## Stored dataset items

+++

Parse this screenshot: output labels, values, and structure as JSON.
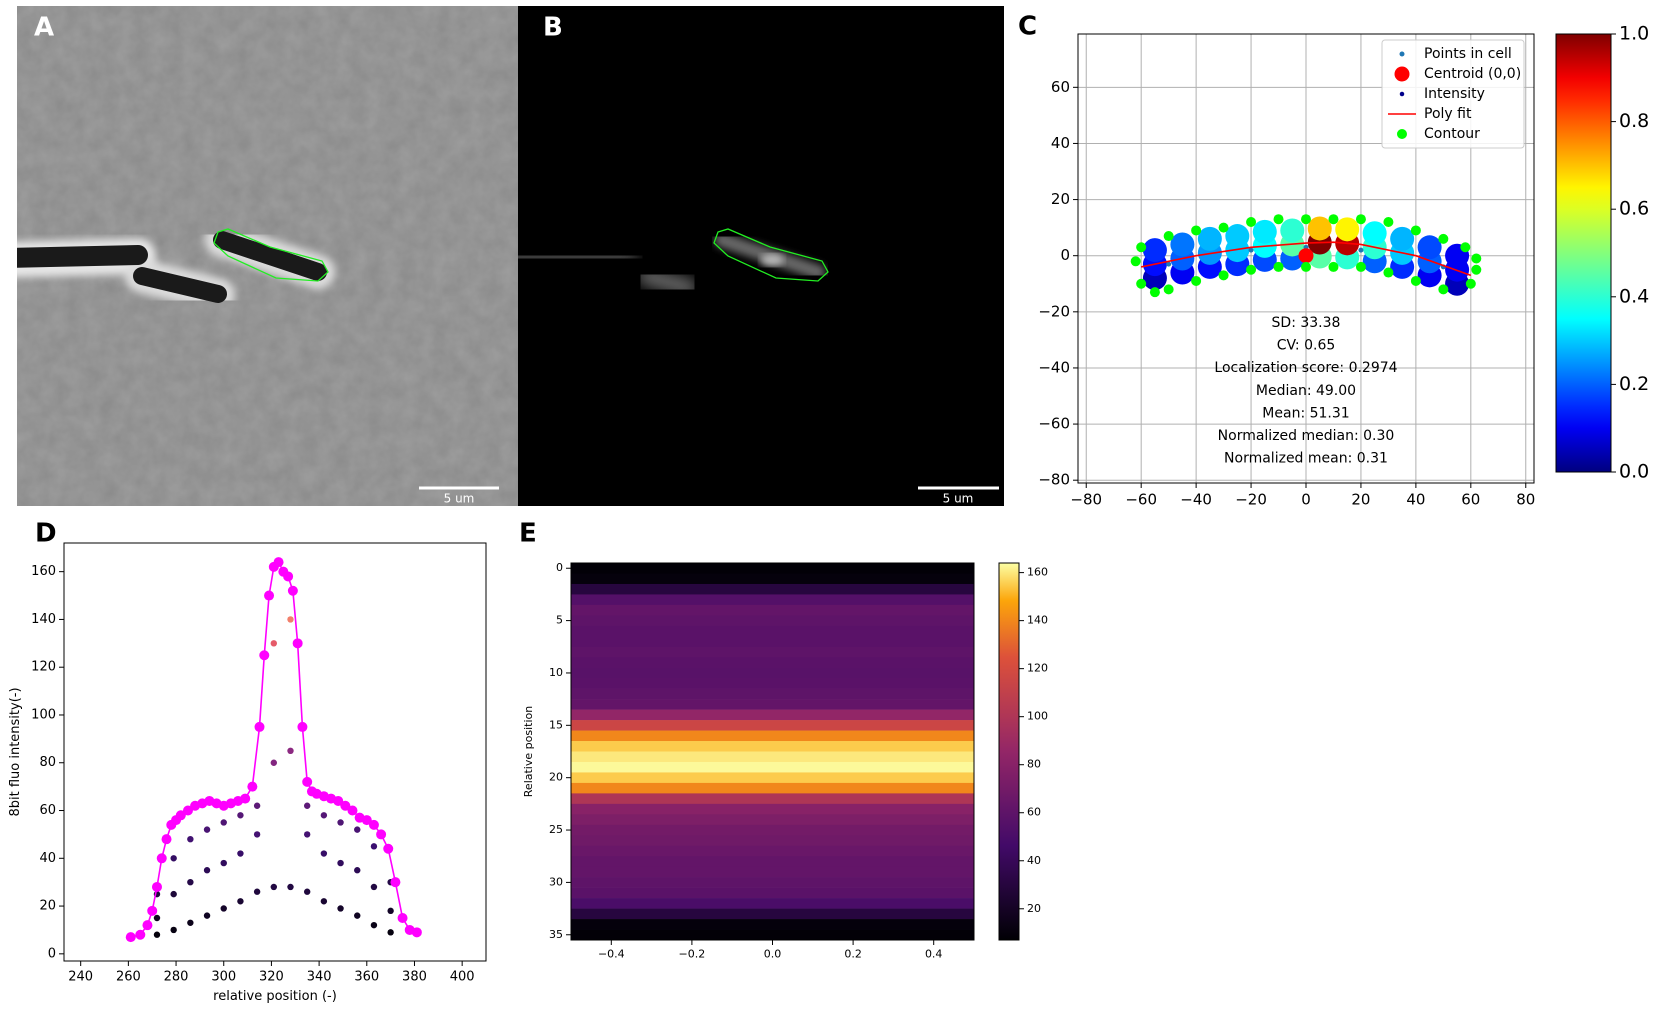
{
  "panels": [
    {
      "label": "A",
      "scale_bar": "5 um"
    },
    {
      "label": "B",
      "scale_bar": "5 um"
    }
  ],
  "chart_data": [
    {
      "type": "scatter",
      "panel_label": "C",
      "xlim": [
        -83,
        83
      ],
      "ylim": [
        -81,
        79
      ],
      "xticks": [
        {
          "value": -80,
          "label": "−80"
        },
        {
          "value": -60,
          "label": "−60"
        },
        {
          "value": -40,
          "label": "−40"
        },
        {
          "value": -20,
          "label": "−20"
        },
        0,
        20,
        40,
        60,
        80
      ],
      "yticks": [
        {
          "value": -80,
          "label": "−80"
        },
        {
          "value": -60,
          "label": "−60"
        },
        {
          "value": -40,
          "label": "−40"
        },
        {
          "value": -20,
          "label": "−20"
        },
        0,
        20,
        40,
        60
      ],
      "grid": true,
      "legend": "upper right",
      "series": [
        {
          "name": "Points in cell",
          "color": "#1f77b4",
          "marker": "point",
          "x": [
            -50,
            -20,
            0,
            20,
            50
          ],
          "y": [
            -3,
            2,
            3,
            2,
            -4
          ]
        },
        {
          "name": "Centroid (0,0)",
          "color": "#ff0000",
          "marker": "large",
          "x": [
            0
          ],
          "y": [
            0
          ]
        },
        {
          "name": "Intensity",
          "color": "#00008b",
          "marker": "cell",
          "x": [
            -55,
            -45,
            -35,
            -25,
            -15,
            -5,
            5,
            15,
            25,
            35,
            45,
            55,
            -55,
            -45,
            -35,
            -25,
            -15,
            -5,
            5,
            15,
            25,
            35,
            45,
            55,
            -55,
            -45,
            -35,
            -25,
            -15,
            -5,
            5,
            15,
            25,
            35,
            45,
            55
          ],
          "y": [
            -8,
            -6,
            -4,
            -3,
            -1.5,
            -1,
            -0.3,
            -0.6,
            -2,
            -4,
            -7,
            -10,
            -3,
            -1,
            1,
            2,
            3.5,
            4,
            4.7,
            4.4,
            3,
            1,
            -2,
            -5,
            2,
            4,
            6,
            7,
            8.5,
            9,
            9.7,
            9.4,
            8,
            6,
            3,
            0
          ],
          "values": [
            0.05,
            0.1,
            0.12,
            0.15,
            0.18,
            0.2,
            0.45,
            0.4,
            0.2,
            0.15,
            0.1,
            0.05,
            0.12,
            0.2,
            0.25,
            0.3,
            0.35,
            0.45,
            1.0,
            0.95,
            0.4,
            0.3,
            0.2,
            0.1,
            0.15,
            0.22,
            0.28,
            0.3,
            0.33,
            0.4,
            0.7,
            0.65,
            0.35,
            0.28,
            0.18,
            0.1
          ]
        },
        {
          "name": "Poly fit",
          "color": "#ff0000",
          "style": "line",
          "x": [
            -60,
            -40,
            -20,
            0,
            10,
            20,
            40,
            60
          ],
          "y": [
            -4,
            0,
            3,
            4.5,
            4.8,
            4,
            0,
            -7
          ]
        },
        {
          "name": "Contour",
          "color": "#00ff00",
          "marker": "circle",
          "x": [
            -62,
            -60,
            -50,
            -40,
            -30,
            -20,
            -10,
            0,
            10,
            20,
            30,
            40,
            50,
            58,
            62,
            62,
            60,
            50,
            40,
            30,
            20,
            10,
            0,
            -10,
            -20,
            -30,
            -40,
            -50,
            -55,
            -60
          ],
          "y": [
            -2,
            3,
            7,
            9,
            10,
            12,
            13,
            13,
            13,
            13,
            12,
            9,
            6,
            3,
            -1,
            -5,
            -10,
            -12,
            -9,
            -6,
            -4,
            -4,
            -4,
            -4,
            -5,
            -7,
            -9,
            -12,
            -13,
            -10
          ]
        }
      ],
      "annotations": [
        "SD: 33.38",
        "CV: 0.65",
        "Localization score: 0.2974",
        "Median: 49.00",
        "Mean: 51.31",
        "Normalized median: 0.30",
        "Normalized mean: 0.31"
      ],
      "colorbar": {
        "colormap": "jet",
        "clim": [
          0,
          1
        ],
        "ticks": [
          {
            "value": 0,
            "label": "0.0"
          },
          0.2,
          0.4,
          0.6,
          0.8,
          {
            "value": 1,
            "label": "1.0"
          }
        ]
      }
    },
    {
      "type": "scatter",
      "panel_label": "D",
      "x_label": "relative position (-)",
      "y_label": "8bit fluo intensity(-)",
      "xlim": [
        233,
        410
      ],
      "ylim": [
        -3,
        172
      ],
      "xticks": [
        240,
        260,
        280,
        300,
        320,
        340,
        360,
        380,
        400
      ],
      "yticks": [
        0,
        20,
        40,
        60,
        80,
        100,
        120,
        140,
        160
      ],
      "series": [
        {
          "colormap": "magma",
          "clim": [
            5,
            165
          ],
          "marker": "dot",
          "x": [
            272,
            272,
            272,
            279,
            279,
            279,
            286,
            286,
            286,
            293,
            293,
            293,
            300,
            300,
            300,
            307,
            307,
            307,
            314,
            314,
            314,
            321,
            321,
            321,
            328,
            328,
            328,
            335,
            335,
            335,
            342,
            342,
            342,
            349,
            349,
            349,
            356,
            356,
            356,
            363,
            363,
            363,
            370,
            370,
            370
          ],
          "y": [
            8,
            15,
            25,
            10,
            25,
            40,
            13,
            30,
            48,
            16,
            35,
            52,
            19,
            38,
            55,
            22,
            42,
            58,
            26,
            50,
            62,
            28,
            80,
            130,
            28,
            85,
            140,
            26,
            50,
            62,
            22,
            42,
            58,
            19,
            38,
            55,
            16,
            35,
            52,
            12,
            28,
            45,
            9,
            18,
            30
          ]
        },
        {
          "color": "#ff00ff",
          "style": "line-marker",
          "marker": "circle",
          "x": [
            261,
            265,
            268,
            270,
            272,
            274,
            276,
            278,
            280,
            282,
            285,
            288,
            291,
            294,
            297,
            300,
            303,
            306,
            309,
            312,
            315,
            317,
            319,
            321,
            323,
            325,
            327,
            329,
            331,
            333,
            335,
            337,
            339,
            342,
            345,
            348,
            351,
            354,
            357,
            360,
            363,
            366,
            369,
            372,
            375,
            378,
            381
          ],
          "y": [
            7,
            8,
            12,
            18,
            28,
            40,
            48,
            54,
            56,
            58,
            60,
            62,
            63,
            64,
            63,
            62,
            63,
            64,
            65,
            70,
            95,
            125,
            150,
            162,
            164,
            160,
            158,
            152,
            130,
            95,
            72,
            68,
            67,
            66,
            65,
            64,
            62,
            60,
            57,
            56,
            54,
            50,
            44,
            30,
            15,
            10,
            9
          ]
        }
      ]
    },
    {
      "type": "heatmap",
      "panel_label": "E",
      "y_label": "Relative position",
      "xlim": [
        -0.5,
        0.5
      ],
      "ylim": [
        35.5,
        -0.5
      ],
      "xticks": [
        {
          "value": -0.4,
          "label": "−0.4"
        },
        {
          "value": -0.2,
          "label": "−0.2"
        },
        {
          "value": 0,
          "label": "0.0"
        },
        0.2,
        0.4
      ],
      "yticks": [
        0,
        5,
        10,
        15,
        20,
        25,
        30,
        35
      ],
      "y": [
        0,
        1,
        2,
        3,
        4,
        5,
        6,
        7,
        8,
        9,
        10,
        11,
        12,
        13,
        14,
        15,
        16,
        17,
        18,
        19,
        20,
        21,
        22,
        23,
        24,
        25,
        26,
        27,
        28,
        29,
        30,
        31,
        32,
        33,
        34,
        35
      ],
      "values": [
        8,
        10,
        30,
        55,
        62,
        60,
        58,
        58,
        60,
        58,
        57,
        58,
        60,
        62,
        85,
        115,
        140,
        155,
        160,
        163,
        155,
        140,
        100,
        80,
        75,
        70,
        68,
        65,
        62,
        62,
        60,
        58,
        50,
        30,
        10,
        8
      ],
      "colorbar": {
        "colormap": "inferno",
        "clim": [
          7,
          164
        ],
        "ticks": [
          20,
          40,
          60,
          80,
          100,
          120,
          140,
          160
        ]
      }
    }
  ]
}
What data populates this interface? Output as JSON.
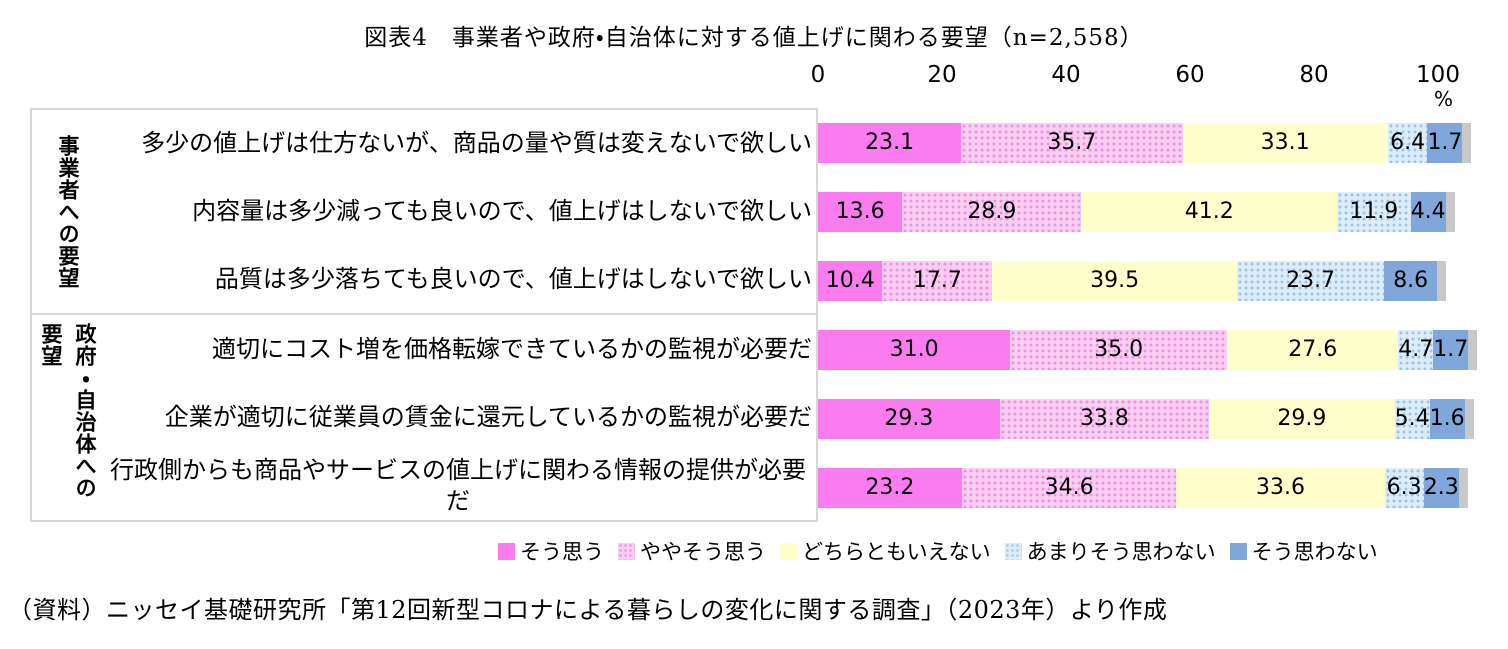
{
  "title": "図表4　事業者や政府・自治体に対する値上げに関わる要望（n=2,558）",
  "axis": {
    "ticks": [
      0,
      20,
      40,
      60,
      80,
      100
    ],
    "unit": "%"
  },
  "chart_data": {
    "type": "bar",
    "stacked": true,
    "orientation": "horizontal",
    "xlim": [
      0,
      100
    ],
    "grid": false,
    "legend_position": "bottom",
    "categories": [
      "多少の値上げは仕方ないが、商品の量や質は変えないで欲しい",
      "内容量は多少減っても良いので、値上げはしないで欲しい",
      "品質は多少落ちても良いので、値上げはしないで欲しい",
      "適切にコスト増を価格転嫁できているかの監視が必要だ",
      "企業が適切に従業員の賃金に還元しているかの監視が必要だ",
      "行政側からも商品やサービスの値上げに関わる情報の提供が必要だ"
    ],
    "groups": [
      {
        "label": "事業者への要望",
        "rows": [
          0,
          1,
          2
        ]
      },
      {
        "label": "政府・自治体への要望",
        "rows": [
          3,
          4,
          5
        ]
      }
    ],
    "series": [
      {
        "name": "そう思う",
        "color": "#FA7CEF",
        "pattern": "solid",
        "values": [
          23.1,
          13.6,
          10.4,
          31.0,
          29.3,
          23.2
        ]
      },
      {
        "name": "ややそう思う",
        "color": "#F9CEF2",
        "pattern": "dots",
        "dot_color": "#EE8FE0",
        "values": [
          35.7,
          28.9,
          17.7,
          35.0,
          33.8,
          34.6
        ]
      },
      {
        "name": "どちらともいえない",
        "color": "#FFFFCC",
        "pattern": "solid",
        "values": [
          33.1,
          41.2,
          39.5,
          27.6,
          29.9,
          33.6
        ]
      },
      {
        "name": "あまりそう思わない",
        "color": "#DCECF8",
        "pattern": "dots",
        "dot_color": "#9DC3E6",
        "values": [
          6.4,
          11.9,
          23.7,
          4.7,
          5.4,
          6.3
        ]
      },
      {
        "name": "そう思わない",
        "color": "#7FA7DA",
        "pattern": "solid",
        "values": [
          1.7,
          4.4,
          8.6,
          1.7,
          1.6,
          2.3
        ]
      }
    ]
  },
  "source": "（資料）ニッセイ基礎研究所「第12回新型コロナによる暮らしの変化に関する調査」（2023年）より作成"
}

+++

## Problem to solve
Copy every line in the records above that contains the word "値上げはしないで欲しい".

## The result
      "内容量は多少減っても良いので、値上げはしないで欲しい",
      "品質は多少落ちても良いので、値上げはしないで欲しい",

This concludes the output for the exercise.